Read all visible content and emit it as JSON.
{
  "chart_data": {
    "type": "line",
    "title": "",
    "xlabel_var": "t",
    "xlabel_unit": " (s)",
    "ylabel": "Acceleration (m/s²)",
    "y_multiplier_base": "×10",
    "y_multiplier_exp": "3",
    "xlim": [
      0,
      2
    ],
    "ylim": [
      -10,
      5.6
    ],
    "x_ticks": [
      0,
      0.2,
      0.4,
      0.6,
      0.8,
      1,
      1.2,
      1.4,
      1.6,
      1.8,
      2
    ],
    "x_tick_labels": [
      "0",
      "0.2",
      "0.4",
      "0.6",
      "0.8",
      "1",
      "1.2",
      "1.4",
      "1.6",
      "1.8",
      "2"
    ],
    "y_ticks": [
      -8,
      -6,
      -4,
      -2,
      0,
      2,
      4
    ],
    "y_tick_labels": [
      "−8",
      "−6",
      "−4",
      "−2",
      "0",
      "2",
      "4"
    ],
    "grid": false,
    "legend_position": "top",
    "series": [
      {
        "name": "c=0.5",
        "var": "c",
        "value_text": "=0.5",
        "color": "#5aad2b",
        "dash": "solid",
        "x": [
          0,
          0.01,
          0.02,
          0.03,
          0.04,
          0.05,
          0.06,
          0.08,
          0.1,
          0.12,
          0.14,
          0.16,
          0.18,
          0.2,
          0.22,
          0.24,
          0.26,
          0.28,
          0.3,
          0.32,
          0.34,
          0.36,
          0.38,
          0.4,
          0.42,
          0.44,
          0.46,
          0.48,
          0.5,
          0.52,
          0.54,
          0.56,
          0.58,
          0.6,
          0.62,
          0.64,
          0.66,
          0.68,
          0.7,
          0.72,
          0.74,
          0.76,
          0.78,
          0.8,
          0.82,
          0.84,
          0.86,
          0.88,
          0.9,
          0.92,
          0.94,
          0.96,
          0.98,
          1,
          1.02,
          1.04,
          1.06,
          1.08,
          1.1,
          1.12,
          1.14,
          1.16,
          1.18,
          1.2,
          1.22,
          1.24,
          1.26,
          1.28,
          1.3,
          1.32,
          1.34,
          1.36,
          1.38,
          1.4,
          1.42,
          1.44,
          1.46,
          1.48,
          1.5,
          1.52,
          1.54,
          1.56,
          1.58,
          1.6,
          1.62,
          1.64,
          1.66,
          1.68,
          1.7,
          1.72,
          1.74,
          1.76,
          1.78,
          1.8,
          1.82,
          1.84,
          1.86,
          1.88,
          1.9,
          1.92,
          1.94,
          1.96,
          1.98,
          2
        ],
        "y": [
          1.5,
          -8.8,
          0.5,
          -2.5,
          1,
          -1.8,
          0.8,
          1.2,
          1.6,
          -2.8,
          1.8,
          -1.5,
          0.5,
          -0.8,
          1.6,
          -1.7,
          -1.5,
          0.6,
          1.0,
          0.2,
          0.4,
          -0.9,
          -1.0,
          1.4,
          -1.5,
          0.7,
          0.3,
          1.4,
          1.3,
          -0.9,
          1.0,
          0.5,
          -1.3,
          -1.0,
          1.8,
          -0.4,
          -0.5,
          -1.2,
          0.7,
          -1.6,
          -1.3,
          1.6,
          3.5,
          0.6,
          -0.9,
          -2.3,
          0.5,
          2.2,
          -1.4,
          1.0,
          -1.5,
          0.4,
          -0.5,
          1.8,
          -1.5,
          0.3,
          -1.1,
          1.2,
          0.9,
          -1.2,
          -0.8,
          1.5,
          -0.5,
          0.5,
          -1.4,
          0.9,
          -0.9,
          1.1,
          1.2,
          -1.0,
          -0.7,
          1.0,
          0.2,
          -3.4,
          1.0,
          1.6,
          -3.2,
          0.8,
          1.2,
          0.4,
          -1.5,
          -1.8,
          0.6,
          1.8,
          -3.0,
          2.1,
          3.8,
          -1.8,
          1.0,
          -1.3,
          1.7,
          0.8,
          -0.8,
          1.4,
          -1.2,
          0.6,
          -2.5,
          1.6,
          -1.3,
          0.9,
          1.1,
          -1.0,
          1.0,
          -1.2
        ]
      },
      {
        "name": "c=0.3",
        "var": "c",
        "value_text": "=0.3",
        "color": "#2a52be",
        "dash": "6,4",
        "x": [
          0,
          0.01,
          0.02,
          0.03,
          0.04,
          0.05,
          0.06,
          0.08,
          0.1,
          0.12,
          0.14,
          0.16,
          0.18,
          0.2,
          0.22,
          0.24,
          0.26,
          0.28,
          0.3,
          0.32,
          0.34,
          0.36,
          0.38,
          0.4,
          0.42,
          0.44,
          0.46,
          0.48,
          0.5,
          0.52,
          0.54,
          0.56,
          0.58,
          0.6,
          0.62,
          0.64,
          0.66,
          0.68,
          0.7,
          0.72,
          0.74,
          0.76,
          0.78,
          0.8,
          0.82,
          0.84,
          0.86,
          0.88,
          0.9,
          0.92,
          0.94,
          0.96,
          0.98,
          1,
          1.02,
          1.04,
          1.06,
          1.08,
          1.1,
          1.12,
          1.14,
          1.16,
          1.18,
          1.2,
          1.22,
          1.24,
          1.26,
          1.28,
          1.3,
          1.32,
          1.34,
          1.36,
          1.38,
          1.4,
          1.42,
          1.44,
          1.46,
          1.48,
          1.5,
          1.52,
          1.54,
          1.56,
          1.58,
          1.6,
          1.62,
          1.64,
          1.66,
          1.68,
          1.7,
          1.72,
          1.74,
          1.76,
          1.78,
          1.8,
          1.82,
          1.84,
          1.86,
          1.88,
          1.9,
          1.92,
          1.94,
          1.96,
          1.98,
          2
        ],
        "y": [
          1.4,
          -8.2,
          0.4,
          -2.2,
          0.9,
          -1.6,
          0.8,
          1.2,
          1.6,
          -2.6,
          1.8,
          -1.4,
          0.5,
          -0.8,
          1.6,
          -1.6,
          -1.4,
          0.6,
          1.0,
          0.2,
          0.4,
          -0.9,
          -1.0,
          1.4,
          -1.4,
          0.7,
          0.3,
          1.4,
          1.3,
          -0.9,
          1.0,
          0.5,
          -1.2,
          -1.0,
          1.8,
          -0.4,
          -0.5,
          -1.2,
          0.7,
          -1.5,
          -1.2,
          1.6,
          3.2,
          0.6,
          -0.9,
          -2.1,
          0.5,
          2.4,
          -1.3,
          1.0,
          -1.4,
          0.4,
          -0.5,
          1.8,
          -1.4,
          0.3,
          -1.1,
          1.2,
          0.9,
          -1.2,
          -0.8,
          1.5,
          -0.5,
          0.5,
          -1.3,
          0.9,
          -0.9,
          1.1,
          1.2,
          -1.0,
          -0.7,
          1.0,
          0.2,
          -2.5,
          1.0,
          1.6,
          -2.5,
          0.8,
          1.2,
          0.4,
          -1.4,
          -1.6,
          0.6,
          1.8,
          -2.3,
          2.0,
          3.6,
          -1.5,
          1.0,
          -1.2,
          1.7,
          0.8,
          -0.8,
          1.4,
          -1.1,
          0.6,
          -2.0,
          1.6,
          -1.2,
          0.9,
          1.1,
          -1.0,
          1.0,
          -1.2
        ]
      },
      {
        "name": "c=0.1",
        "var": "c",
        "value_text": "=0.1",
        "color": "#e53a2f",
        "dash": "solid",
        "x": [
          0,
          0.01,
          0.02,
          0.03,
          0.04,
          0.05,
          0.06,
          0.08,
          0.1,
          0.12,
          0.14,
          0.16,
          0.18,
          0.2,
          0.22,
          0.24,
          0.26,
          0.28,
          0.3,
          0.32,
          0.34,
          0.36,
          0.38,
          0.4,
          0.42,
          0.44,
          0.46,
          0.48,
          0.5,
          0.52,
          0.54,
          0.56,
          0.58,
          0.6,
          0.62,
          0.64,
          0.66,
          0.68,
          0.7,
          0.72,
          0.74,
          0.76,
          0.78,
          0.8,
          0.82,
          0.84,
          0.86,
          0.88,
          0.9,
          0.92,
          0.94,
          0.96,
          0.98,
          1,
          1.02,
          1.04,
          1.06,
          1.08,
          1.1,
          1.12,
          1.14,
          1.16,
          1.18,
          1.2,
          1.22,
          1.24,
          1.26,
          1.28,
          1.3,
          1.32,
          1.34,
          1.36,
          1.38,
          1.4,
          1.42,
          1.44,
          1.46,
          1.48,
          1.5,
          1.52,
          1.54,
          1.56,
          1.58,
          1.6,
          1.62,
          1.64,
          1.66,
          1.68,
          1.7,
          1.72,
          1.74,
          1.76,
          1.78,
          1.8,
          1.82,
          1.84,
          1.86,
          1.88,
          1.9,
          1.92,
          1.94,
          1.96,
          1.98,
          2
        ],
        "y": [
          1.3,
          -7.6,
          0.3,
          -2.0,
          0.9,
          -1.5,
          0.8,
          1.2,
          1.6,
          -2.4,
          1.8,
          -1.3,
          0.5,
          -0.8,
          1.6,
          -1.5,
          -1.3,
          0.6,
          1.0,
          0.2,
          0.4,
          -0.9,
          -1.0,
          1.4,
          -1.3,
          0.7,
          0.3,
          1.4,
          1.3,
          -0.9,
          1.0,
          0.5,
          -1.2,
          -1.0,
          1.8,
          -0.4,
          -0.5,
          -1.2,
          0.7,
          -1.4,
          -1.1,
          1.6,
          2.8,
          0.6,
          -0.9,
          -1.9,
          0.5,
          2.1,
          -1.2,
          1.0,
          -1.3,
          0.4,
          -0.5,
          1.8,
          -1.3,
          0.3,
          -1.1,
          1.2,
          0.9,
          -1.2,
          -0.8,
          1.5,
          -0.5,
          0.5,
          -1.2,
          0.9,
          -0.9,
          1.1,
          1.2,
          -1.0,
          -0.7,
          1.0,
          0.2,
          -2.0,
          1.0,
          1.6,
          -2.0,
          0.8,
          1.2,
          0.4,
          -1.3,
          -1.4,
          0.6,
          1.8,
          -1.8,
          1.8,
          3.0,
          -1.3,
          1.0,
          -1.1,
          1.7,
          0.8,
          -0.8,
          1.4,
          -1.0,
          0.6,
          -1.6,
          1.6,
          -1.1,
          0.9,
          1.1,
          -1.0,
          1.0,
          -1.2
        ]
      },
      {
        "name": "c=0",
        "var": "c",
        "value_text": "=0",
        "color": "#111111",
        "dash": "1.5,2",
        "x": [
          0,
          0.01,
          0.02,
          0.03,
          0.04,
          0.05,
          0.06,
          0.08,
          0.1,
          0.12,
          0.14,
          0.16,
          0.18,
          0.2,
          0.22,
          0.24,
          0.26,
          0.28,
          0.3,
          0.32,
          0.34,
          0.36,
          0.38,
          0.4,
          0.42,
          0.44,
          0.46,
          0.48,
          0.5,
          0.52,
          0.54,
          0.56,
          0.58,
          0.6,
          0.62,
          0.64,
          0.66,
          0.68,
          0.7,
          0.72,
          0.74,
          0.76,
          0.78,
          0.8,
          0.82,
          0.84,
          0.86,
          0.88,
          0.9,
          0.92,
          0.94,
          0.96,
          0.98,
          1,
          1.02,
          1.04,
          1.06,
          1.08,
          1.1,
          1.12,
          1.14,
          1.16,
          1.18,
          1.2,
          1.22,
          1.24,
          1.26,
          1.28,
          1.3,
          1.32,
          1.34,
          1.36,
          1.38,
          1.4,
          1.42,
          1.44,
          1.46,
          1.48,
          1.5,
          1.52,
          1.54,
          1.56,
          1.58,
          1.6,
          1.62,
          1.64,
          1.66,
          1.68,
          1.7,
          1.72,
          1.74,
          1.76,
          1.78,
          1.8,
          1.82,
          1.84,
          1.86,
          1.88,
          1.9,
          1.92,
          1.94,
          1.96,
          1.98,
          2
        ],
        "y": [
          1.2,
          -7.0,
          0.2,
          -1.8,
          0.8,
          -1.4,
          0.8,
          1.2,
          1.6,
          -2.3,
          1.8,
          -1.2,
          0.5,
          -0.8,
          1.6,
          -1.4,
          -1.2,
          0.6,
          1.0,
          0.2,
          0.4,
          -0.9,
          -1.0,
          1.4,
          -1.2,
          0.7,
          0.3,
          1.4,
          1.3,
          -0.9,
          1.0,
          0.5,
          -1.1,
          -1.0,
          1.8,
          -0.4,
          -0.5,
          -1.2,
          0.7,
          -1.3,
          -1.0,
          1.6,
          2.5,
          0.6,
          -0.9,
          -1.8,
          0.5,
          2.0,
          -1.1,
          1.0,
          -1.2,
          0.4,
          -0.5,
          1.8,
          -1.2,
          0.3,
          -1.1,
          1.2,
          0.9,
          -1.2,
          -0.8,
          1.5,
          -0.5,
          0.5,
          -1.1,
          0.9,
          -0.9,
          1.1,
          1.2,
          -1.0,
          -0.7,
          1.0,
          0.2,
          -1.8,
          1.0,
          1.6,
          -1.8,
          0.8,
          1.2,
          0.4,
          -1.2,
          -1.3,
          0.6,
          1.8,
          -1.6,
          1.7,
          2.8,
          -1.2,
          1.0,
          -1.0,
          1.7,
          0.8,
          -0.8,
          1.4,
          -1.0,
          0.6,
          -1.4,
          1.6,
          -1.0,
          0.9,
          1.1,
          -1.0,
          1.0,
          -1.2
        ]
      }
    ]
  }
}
::::
Show all lines from the listing above in which "color" appears.

(TASK RESPONSE):
        "color": "#5aad2b",
        "color": "#2a52be",
        "color": "#e53a2f",
        "color": "#111111",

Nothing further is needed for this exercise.